Work to be completed:
Examine the records and identify each line that includes the string "brand". Copy those lines.
------ Material shown ------
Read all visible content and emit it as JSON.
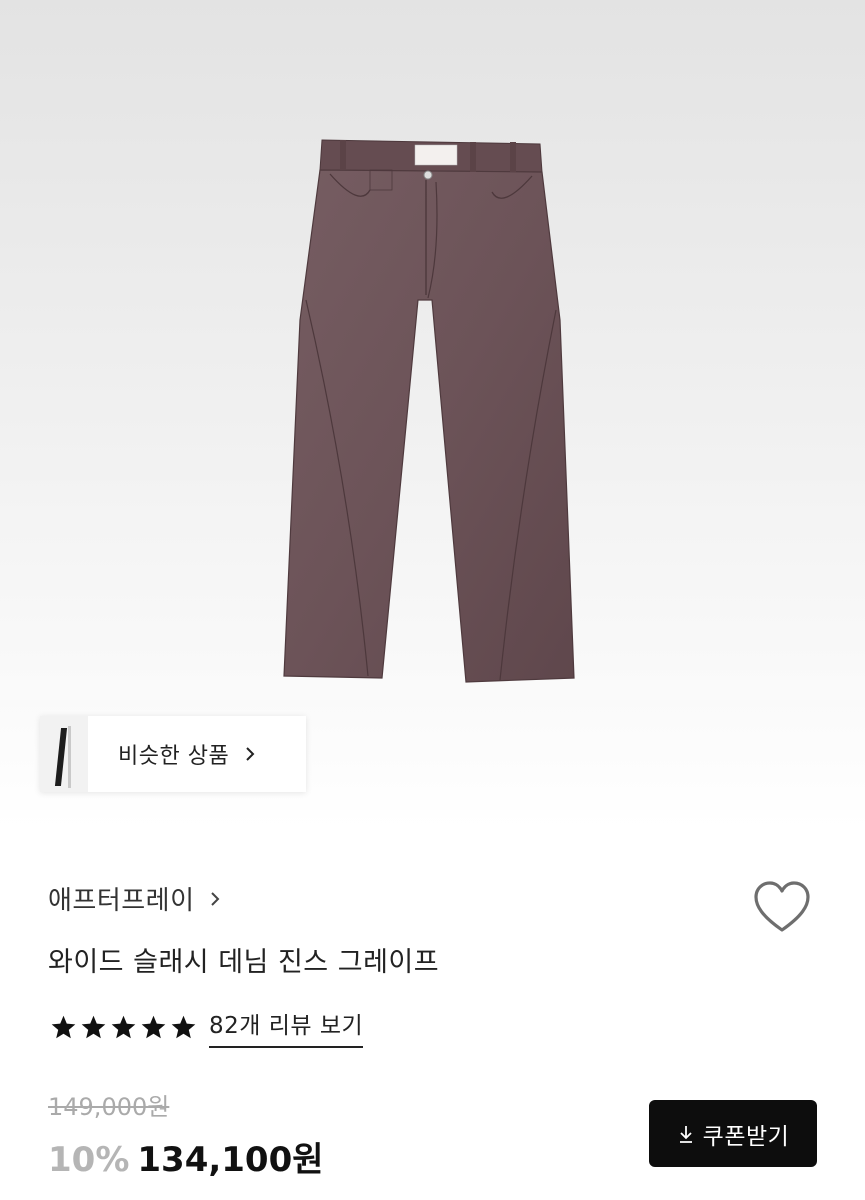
{
  "product": {
    "image_icon": "jeans-image",
    "similar_label": "비슷한 상품",
    "brand": "애프터프레이",
    "title": "와이드 슬래시 데님 진스 그레이프",
    "rating": 5,
    "rating_max": 5,
    "review_link": "82개 리뷰 보기",
    "original_price": "149,000원",
    "discount": "10%",
    "price": "134,100원",
    "coupon_label": "쿠폰받기"
  },
  "colors": {
    "pants": "#6f565b",
    "button_bg": "#0d0d0d",
    "discount": "#b5b5b5"
  },
  "icons": {
    "similar": "chevron-right-icon",
    "brand": "chevron-right-icon",
    "favorite": "heart-outline-icon",
    "star": "star-icon",
    "coupon": "download-arrow-icon"
  }
}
------
Problem solution:
    "brand": "애프터프레이",
    "brand": "chevron-right-icon",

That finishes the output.